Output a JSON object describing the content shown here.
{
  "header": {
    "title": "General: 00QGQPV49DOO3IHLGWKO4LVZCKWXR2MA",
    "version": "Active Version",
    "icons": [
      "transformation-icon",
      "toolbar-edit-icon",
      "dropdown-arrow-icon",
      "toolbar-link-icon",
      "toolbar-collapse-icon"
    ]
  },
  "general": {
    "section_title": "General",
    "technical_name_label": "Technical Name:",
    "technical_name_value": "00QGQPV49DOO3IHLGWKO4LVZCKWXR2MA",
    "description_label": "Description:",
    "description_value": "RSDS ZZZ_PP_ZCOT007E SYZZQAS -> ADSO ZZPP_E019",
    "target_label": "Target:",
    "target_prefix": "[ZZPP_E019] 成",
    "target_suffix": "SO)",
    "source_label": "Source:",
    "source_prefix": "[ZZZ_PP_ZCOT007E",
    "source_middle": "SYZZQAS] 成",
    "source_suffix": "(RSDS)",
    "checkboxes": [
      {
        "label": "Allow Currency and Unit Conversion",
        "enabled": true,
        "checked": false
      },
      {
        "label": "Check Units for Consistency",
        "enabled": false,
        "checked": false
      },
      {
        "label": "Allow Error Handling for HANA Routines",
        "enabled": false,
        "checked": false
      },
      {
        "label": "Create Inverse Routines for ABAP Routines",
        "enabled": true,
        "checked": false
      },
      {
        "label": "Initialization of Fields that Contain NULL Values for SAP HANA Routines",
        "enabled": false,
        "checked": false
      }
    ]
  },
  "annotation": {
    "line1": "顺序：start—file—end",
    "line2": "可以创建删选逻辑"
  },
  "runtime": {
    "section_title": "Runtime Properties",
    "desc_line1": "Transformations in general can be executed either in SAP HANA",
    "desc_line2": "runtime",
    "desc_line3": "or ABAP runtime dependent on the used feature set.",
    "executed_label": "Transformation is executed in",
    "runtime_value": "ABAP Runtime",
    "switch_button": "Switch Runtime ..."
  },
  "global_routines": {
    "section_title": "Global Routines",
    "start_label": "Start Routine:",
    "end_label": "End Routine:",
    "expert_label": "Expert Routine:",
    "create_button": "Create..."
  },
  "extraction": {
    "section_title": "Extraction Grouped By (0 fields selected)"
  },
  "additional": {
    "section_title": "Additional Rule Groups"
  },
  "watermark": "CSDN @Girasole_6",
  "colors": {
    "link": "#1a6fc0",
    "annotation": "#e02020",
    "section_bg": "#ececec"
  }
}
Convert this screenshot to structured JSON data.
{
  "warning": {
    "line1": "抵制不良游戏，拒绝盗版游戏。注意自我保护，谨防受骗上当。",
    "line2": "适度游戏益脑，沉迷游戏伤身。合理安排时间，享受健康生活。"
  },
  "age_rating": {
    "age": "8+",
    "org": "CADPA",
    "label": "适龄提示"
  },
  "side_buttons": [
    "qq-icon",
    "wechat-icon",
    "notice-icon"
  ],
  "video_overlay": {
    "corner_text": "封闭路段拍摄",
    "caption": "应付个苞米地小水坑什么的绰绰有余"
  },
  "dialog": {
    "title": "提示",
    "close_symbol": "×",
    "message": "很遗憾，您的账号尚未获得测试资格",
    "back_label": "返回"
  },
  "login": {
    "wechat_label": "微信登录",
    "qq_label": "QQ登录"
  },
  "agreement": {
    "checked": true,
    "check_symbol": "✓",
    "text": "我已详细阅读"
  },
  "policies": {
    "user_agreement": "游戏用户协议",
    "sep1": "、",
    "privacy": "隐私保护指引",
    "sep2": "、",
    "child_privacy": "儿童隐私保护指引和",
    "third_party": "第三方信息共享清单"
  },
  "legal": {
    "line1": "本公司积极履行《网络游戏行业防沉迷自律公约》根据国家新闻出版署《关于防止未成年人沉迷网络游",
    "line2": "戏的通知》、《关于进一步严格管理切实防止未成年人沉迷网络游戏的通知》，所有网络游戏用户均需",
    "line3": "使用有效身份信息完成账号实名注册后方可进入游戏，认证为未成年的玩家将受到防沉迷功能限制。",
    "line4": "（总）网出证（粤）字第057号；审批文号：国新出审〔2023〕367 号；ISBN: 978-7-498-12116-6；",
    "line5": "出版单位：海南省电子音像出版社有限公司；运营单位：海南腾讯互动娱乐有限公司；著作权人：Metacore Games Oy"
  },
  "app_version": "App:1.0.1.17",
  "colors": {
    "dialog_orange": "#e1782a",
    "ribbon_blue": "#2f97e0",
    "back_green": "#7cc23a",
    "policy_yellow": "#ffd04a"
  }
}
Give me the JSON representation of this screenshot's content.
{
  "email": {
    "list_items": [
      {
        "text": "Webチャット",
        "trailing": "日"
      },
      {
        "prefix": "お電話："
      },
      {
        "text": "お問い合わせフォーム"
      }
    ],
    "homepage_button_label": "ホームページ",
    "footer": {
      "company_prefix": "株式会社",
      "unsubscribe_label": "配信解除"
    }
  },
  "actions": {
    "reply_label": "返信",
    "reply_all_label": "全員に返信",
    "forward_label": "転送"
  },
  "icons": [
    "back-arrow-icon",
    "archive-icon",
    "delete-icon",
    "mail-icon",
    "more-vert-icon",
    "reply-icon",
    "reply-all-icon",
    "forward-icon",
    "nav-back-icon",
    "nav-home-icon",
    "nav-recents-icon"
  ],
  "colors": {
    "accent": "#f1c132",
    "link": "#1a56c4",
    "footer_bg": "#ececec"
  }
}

#### TASK INSTRUCTIONS
Repeat the records above exactly.

#### RESPONSE TO THIS EXERCISE
Output a JSON object describing the content shown here.
{
  "header": {
    "title": "General: 00QGQPV49DOO3IHLGWKO4LVZCKWXR2MA",
    "version": "Active Version",
    "icons": [
      "transformation-icon",
      "toolbar-edit-icon",
      "dropdown-arrow-icon",
      "toolbar-link-icon",
      "toolbar-collapse-icon"
    ]
  },
  "general": {
    "section_title": "General",
    "technical_name_label": "Technical Name:",
    "technical_name_value": "00QGQPV49DOO3IHLGWKO4LVZCKWXR2MA",
    "description_label": "Description:",
    "description_value": "RSDS ZZZ_PP_ZCOT007E SYZZQAS -> ADSO ZZPP_E019",
    "target_label": "Target:",
    "target_prefix": "[ZZPP_E019] 成",
    "target_suffix": "SO)",
    "source_label": "Source:",
    "source_prefix": "[ZZZ_PP_ZCOT007E",
    "source_middle": "SYZZQAS] 成",
    "source_suffix": "(RSDS)",
    "checkboxes": [
      {
        "label": "Allow Currency and Unit Conversion",
        "enabled": true,
        "checked": false
      },
      {
        "label": "Check Units for Consistency",
        "enabled": false,
        "checked": false
      },
      {
        "label": "Allow Error Handling for HANA Routines",
        "enabled": false,
        "checked": false
      },
      {
        "label": "Create Inverse Routines for ABAP Routines",
        "enabled": true,
        "checked": false
      },
      {
        "label": "Initialization of Fields that Contain NULL Values for SAP HANA Routines",
        "enabled": false,
        "checked": false
      }
    ]
  },
  "annotation": {
    "line1": "顺序：start—file—end",
    "line2": "可以创建删选逻辑"
  },
  "runtime": {
    "section_title": "Runtime Properties",
    "desc_line1": "Transformations in general can be executed either in SAP HANA",
    "desc_line2": "runtime",
    "desc_line3": "or ABAP runtime dependent on the used feature set.",
    "executed_label": "Transformation is executed in",
    "runtime_value": "ABAP Runtime",
    "switch_button": "Switch Runtime ..."
  },
  "global_routines": {
    "section_title": "Global Routines",
    "start_label": "Start Routine:",
    "end_label": "End Routine:",
    "expert_label": "Expert Routine:",
    "create_button": "Create..."
  },
  "extraction": {
    "section_title": "Extraction Grouped By (0 fields selected)"
  },
  "additional": {
    "section_title": "Additional Rule Groups"
  },
  "watermark": "CSDN @Girasole_6",
  "colors": {
    "link": "#1a6fc0",
    "annotation": "#e02020",
    "section_bg": "#ececec"
  }
}
Convert this screenshot to structured JSON data.
{
  "warning": {
    "line1": "抵制不良游戏，拒绝盗版游戏。注意自我保护，谨防受骗上当。",
    "line2": "适度游戏益脑，沉迷游戏伤身。合理安排时间，享受健康生活。"
  },
  "age_rating": {
    "age": "8+",
    "org": "CADPA",
    "label": "适龄提示"
  },
  "side_buttons": [
    "qq-icon",
    "wechat-icon",
    "notice-icon"
  ],
  "video_overlay": {
    "corner_text": "封闭路段拍摄",
    "caption": "应付个苞米地小水坑什么的绰绰有余"
  },
  "dialog": {
    "title": "提示",
    "close_symbol": "×",
    "message": "很遗憾，您的账号尚未获得测试资格",
    "back_label": "返回"
  },
  "login": {
    "wechat_label": "微信登录",
    "qq_label": "QQ登录"
  },
  "agreement": {
    "checked": true,
    "check_symbol": "✓",
    "text": "我已详细阅读"
  },
  "policies": {
    "user_agreement": "游戏用户协议",
    "sep1": "、",
    "privacy": "隐私保护指引",
    "sep2": "、",
    "child_privacy": "儿童隐私保护指引和",
    "third_party": "第三方信息共享清单"
  },
  "legal": {
    "line1": "本公司积极履行《网络游戏行业防沉迷自律公约》根据国家新闻出版署《关于防止未成年人沉迷网络游",
    "line2": "戏的通知》、《关于进一步严格管理切实防止未成年人沉迷网络游戏的通知》，所有网络游戏用户均需",
    "line3": "使用有效身份信息完成账号实名注册后方可进入游戏，认证为未成年的玩家将受到防沉迷功能限制。",
    "line4": "（总）网出证（粤）字第057号；审批文号：国新出审〔2023〕367 号；ISBN: 978-7-498-12116-6；",
    "line5": "出版单位：海南省电子音像出版社有限公司；运营单位：海南腾讯互动娱乐有限公司；著作权人：Metacore Games Oy"
  },
  "app_version": "App:1.0.1.17",
  "colors": {
    "dialog_orange": "#e1782a",
    "ribbon_blue": "#2f97e0",
    "back_green": "#7cc23a",
    "policy_yellow": "#ffd04a"
  }
}
Give me the JSON representation of this screenshot's content.
{
  "email": {
    "list_items": [
      {
        "text": "Webチャット",
        "trailing": "日"
      },
      {
        "prefix": "お電話："
      },
      {
        "text": "お問い合わせフォーム"
      }
    ],
    "homepage_button_label": "ホームページ",
    "footer": {
      "company_prefix": "株式会社",
      "unsubscribe_label": "配信解除"
    }
  },
  "actions": {
    "reply_label": "返信",
    "reply_all_label": "全員に返信",
    "forward_label": "転送"
  },
  "icons": [
    "back-arrow-icon",
    "archive-icon",
    "delete-icon",
    "mail-icon",
    "more-vert-icon",
    "reply-icon",
    "reply-all-icon",
    "forward-icon",
    "nav-back-icon",
    "nav-home-icon",
    "nav-recents-icon"
  ],
  "colors": {
    "accent": "#f1c132",
    "link": "#1a56c4",
    "footer_bg": "#ececec"
  }
}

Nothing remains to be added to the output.